Records supplied =>
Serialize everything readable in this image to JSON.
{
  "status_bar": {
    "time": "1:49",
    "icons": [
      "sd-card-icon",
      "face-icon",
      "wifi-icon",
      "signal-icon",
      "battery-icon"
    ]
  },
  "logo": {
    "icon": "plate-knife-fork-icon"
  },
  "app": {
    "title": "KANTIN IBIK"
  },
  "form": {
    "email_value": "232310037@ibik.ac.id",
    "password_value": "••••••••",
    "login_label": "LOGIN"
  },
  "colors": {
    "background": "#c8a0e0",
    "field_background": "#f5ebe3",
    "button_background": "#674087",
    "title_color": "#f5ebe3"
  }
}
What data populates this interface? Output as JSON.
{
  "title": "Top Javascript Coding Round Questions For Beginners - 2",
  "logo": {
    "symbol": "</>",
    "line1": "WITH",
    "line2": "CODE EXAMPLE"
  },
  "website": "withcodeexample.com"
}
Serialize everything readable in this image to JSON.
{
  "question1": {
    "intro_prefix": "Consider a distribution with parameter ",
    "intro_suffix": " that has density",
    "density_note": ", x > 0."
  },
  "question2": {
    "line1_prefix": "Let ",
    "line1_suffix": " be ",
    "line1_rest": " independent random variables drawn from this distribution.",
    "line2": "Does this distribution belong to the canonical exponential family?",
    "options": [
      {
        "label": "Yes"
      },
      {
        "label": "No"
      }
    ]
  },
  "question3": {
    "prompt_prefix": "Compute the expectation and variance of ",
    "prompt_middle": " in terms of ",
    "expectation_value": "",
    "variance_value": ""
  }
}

Task directions =>
Set down the entries verbatim, leaving none out.

Exercise response =>
Serialize everything readable in this image to JSON.
{
  "status_bar": {
    "time": "1:49",
    "icons": [
      "sd-card-icon",
      "face-icon",
      "wifi-icon",
      "signal-icon",
      "battery-icon"
    ]
  },
  "logo": {
    "icon": "plate-knife-fork-icon"
  },
  "app": {
    "title": "KANTIN IBIK"
  },
  "form": {
    "email_value": "232310037@ibik.ac.id",
    "password_value": "••••••••",
    "login_label": "LOGIN"
  },
  "colors": {
    "background": "#c8a0e0",
    "field_background": "#f5ebe3",
    "button_background": "#674087",
    "title_color": "#f5ebe3"
  }
}
What data populates this interface? Output as JSON.
{
  "title": "Top Javascript Coding Round Questions For Beginners - 2",
  "logo": {
    "symbol": "</>",
    "line1": "WITH",
    "line2": "CODE EXAMPLE"
  },
  "website": "withcodeexample.com"
}
Serialize everything readable in this image to JSON.
{
  "question1": {
    "intro_prefix": "Consider a distribution with parameter ",
    "intro_suffix": " that has density",
    "density_note": ", x > 0."
  },
  "question2": {
    "line1_prefix": "Let ",
    "line1_suffix": " be ",
    "line1_rest": " independent random variables drawn from this distribution.",
    "line2": "Does this distribution belong to the canonical exponential family?",
    "options": [
      {
        "label": "Yes"
      },
      {
        "label": "No"
      }
    ]
  },
  "question3": {
    "prompt_prefix": "Compute the expectation and variance of ",
    "prompt_middle": " in terms of ",
    "expectation_value": "",
    "variance_value": ""
  }
}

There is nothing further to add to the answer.